Work through the data line by line, gathering every line that has the word "Extreme".

— START —

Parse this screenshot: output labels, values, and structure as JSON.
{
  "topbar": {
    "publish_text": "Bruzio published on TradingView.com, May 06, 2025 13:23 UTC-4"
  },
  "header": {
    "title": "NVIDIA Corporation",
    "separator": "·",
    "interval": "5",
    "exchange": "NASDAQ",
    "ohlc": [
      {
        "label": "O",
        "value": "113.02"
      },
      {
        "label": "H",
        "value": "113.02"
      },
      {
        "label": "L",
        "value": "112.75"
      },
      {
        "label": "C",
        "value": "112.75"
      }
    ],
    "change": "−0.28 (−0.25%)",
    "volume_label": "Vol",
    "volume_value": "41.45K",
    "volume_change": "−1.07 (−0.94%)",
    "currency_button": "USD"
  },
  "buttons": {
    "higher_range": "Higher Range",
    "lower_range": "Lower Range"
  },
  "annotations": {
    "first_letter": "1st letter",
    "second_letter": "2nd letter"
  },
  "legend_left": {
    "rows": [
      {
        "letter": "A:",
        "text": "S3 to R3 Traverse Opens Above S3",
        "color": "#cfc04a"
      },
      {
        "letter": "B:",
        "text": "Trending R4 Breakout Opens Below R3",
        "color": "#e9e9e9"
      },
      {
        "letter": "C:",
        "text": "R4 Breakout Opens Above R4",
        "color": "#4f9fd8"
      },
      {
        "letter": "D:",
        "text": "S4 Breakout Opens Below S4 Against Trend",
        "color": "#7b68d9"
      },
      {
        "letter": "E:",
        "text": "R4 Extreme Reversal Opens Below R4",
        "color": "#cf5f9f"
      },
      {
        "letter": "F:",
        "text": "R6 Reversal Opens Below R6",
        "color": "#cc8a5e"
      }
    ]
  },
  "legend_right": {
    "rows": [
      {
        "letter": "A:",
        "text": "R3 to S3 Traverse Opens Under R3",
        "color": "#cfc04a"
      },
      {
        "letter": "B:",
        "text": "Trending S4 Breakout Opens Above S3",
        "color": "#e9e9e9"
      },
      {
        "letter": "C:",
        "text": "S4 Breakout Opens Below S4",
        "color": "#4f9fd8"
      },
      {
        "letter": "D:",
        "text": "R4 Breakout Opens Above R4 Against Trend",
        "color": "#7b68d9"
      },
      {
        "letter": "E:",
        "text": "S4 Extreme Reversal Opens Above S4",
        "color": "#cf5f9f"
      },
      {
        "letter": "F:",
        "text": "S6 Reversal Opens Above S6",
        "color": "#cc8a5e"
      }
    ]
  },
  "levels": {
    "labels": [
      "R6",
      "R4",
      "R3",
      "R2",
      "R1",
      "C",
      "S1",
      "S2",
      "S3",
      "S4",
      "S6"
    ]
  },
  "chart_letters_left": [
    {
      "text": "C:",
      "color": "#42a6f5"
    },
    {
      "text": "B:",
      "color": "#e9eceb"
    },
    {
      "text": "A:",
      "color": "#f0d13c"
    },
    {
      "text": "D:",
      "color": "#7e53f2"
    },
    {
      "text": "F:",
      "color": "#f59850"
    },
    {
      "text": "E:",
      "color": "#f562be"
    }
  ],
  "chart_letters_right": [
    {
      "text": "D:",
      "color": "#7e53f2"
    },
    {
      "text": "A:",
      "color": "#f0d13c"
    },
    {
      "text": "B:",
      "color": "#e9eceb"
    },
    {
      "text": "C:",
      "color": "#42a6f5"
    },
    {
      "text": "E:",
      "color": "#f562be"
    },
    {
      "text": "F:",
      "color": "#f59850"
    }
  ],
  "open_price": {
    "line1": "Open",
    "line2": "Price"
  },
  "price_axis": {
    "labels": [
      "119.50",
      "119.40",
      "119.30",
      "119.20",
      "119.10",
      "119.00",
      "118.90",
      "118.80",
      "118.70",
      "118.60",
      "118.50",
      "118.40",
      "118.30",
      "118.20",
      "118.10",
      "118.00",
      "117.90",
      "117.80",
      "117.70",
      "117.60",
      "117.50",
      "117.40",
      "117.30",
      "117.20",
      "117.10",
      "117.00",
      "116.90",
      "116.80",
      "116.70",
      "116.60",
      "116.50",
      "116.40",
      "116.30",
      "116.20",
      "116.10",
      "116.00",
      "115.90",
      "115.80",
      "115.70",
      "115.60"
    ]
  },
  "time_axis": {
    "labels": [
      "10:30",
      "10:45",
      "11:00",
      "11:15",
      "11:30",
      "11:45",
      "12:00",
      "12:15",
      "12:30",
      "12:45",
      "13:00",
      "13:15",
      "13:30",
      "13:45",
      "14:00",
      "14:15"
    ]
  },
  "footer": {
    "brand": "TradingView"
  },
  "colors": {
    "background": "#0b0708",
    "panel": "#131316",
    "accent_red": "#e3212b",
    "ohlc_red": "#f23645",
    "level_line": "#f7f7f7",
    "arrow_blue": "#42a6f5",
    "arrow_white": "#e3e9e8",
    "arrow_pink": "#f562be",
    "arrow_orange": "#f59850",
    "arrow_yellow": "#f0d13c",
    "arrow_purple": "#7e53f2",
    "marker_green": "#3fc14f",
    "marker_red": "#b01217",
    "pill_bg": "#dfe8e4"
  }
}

— END —

## EXPECTED ANSWER
        "text": "R4 Extreme Reversal Opens Below R4",
        "text": "S4 Extreme Reversal Opens Above S4",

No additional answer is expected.